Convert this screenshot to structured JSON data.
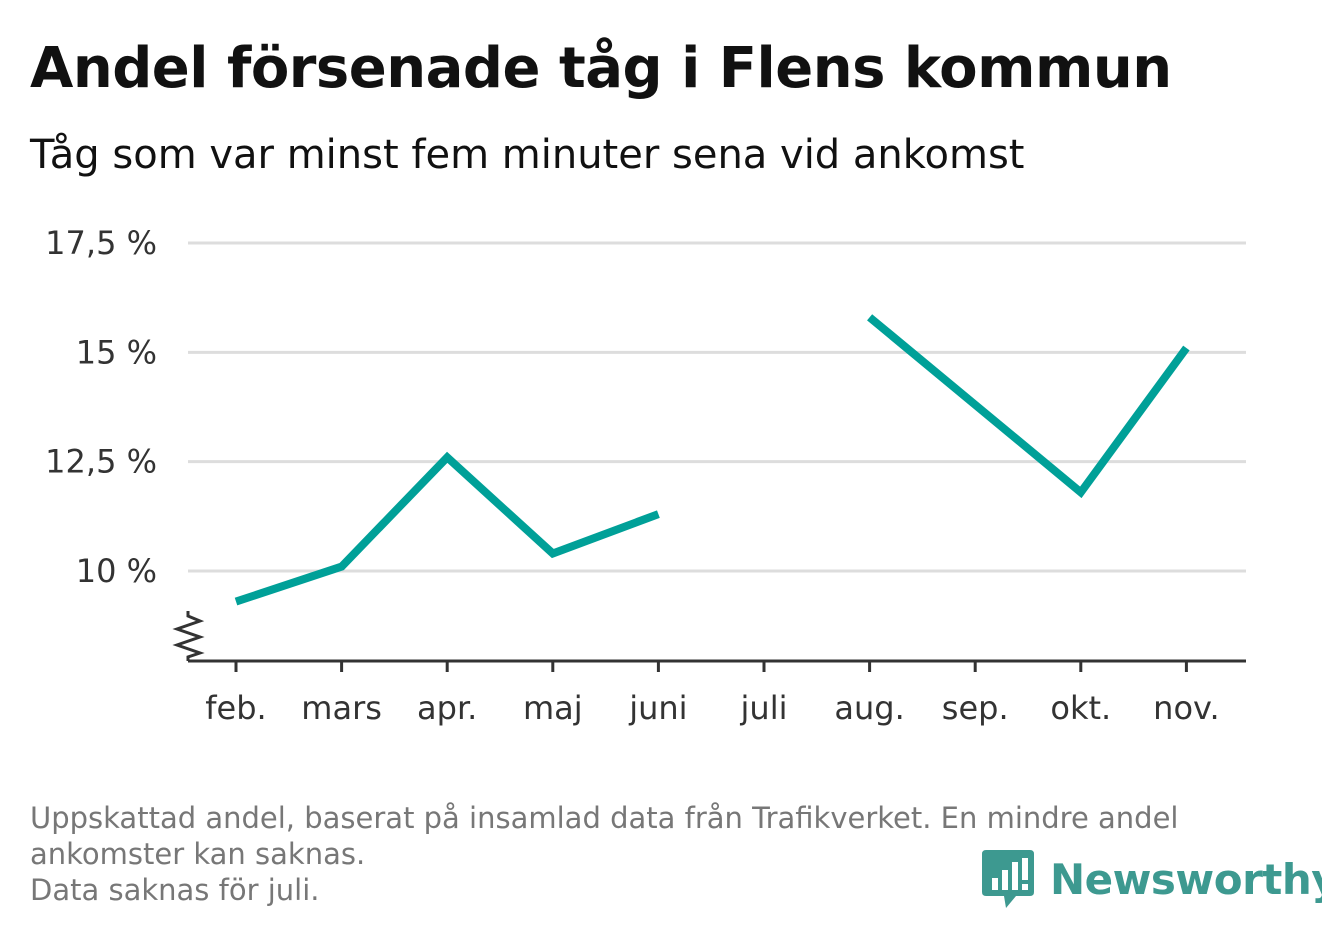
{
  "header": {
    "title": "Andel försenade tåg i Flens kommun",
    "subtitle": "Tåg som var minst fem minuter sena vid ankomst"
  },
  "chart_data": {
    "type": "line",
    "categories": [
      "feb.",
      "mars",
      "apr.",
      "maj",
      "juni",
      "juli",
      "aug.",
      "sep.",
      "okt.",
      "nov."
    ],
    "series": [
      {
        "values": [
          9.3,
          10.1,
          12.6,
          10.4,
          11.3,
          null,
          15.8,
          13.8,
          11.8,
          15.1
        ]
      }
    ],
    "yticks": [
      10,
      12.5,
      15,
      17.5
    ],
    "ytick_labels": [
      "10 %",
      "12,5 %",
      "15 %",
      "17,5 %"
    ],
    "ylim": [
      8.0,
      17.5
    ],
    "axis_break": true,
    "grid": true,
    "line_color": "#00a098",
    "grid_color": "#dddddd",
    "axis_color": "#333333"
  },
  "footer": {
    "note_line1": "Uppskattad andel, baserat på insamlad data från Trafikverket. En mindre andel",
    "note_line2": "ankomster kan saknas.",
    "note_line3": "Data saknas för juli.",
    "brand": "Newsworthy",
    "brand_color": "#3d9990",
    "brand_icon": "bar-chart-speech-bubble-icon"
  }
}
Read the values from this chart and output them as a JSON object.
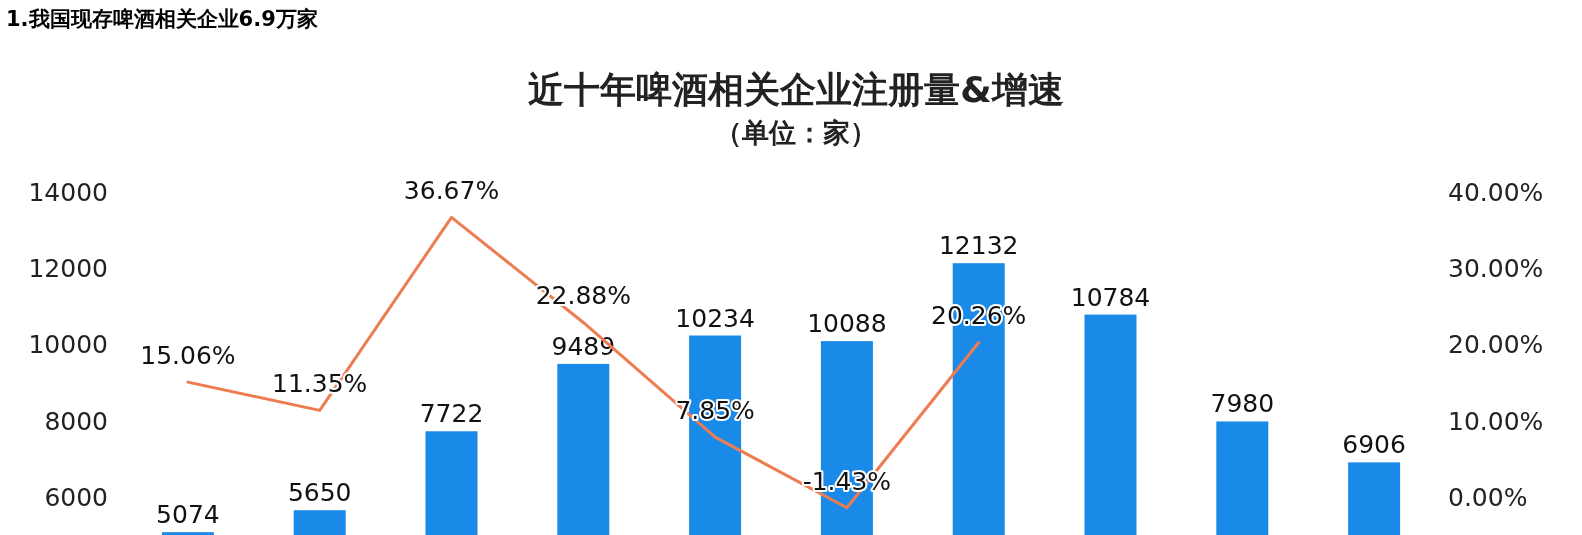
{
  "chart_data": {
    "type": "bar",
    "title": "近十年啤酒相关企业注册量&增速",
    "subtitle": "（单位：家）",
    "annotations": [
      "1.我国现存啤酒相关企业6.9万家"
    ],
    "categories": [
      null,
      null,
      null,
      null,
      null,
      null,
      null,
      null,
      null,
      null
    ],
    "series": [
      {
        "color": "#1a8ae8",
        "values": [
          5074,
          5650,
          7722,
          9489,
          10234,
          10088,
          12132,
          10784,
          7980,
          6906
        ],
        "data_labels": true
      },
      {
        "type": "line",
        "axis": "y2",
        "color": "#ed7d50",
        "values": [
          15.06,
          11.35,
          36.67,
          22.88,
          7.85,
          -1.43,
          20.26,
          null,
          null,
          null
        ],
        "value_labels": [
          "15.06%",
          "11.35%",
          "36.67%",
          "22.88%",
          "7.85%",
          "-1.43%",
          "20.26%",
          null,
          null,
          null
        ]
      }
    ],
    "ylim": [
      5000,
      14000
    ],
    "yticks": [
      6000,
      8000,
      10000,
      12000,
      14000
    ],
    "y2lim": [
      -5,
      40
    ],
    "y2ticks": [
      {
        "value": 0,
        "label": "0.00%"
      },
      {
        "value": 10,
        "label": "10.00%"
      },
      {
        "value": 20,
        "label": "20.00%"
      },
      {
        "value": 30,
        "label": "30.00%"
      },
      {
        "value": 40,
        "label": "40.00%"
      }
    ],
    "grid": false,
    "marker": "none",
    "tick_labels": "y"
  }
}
########################################
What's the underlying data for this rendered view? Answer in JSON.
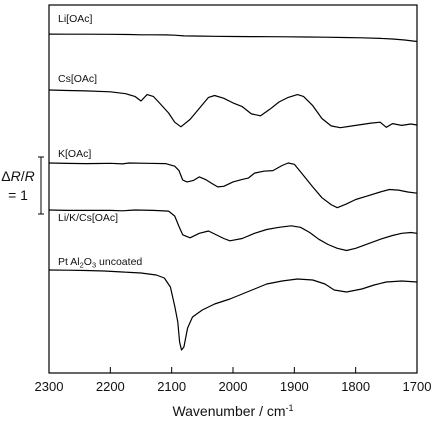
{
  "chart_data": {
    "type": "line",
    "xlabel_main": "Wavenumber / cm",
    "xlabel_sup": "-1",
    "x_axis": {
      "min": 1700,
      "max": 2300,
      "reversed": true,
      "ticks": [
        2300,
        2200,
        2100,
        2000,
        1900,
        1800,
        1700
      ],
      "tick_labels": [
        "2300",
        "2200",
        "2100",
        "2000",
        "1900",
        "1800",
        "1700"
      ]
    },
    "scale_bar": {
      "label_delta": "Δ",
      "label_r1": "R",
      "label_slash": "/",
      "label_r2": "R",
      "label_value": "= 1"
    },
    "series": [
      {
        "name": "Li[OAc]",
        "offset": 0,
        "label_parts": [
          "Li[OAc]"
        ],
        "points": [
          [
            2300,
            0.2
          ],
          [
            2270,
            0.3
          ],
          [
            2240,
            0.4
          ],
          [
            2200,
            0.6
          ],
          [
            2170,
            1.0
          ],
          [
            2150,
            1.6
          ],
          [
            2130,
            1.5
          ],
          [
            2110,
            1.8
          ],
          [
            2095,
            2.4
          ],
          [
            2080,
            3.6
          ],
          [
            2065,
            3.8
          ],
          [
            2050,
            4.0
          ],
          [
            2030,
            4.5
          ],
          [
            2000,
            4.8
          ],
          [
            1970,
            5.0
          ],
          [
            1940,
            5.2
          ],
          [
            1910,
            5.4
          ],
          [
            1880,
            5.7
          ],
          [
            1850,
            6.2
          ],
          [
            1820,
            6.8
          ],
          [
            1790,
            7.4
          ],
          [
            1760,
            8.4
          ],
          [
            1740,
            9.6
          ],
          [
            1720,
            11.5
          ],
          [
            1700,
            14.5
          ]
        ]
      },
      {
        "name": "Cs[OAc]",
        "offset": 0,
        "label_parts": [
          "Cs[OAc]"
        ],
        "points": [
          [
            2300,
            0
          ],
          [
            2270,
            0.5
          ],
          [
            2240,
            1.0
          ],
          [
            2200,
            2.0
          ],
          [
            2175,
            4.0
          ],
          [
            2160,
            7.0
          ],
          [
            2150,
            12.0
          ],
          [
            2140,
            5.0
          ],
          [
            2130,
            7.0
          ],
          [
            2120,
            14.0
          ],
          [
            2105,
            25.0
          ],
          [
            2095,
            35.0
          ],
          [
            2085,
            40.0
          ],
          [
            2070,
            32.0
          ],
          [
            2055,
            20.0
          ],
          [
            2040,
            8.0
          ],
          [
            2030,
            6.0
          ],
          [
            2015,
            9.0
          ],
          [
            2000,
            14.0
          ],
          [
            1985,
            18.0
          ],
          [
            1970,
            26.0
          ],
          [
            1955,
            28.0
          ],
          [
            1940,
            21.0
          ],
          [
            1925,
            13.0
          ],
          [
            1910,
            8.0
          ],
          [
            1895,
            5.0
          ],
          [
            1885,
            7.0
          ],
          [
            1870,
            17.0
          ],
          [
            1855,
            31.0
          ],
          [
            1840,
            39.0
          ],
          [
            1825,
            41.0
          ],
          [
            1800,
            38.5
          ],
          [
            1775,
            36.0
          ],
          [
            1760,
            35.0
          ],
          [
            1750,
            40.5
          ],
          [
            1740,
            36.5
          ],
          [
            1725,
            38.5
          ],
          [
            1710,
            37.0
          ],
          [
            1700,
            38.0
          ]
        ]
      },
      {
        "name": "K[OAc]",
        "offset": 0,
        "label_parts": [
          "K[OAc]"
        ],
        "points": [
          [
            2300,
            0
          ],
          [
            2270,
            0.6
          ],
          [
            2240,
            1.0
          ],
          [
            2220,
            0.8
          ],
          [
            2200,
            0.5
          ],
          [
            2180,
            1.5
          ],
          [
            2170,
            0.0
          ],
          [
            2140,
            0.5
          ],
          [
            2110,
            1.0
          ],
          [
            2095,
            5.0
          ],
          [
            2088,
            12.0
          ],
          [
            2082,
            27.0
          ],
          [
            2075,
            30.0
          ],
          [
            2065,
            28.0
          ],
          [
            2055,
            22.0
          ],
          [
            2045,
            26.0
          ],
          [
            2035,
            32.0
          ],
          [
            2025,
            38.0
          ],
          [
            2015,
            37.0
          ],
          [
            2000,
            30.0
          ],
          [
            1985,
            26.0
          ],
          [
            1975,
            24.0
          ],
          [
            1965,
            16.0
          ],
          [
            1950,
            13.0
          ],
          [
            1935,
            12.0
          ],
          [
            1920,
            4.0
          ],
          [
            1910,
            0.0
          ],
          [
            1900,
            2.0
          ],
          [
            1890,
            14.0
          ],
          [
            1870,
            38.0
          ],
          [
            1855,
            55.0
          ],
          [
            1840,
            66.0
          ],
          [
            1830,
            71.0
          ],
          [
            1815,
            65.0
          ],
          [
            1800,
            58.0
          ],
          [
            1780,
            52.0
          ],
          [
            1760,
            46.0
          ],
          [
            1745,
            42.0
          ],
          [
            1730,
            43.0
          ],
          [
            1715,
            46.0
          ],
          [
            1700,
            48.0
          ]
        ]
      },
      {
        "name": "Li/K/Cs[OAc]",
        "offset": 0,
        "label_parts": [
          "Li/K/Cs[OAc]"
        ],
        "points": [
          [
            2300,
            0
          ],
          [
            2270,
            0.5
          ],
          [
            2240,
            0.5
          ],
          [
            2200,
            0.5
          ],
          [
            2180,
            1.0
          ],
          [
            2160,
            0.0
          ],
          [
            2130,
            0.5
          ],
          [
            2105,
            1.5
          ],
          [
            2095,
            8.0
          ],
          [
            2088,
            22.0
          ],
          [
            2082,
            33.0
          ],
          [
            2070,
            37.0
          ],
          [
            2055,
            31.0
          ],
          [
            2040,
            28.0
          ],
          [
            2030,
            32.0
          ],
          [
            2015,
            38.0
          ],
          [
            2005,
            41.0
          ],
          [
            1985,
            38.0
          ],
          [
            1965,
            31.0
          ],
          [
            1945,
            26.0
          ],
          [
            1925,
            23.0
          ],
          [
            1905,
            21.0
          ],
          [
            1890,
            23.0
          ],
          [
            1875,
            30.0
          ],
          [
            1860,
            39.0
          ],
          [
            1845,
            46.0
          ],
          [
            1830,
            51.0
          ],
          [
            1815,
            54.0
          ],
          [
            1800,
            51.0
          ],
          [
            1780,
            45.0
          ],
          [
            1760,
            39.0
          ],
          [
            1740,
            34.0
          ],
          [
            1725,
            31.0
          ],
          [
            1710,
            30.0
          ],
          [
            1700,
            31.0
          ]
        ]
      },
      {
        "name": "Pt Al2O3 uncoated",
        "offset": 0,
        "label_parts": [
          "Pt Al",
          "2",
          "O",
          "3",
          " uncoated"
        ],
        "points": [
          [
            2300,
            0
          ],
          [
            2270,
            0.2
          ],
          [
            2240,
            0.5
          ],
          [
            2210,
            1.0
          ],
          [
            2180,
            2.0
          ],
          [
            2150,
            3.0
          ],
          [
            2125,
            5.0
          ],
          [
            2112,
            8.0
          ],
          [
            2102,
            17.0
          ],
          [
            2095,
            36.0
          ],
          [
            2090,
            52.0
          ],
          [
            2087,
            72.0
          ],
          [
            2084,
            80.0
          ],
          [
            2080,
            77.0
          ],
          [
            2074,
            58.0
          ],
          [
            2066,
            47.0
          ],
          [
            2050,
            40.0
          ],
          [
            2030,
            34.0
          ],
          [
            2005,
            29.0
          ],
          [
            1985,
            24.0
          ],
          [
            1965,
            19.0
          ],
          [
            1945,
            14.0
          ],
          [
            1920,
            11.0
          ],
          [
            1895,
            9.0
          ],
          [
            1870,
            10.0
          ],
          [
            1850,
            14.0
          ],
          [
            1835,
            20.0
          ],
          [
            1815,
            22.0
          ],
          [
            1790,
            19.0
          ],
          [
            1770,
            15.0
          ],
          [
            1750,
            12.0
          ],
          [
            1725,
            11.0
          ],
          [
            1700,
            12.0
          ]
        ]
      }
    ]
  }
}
########################################
Requirement: Count the lines above in which the word "name" appears, then state only that count.

Final answer: 5